▶ [DATA TO USE]
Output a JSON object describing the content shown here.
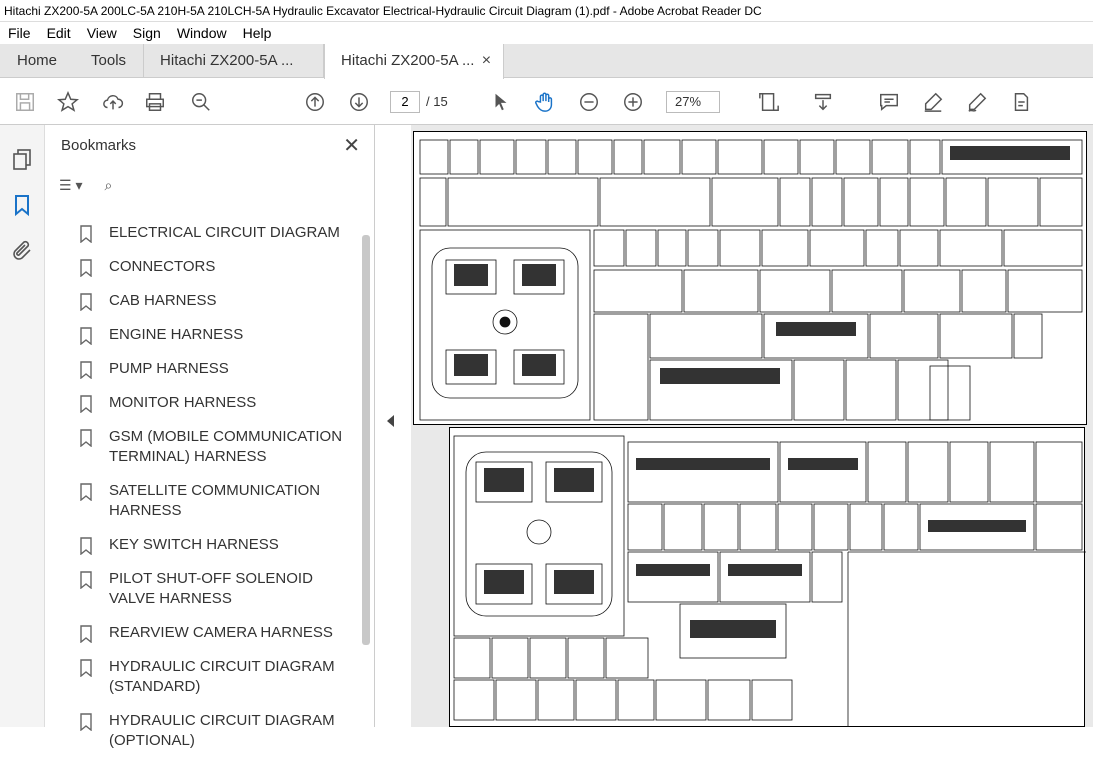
{
  "window": {
    "title": "Hitachi ZX200-5A 200LC-5A 210H-5A 210LCH-5A Hydraulic Excavator Electrical-Hydraulic Circuit Diagram (1).pdf - Adobe Acrobat Reader DC"
  },
  "menu": [
    "File",
    "Edit",
    "View",
    "Sign",
    "Window",
    "Help"
  ],
  "tabs": {
    "home": "Home",
    "tools": "Tools",
    "doc1": "Hitachi ZX200-5A ...",
    "doc2": "Hitachi ZX200-5A ...",
    "close": "×"
  },
  "toolbar": {
    "page_current": "2",
    "page_total": "/ 15",
    "zoom": "27%"
  },
  "bookmarks": {
    "header": "Bookmarks",
    "items": [
      {
        "label": "ELECTRICAL CIRCUIT DIAGRAM"
      },
      {
        "label": "CONNECTORS"
      },
      {
        "label": "CAB HARNESS"
      },
      {
        "label": "ENGINE HARNESS"
      },
      {
        "label": "PUMP HARNESS"
      },
      {
        "label": "MONITOR HARNESS"
      },
      {
        "label": "GSM (MOBILE COMMUNICATION TERMINAL) HARNESS"
      },
      {
        "label": "SATELLITE COMMUNICATION HARNESS"
      },
      {
        "label": "KEY SWITCH HARNESS"
      },
      {
        "label": "PILOT SHUT-OFF SOLENOID VALVE HARNESS"
      },
      {
        "label": "REARVIEW CAMERA HARNESS"
      },
      {
        "label": "HYDRAULIC CIRCUIT DIAGRAM (STANDARD)"
      },
      {
        "label": "HYDRAULIC CIRCUIT DIAGRAM (OPTIONAL)"
      }
    ]
  },
  "colors": {
    "accent": "#1a73c8",
    "tab_bg": "#e6e6e6"
  }
}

▶ [PROBLEM REQUIREMENTS]
Reply with nothing but the number of lines in the data above that contain "HARNESS".

▶ [ANSWER TO THIS PROBLEM]
9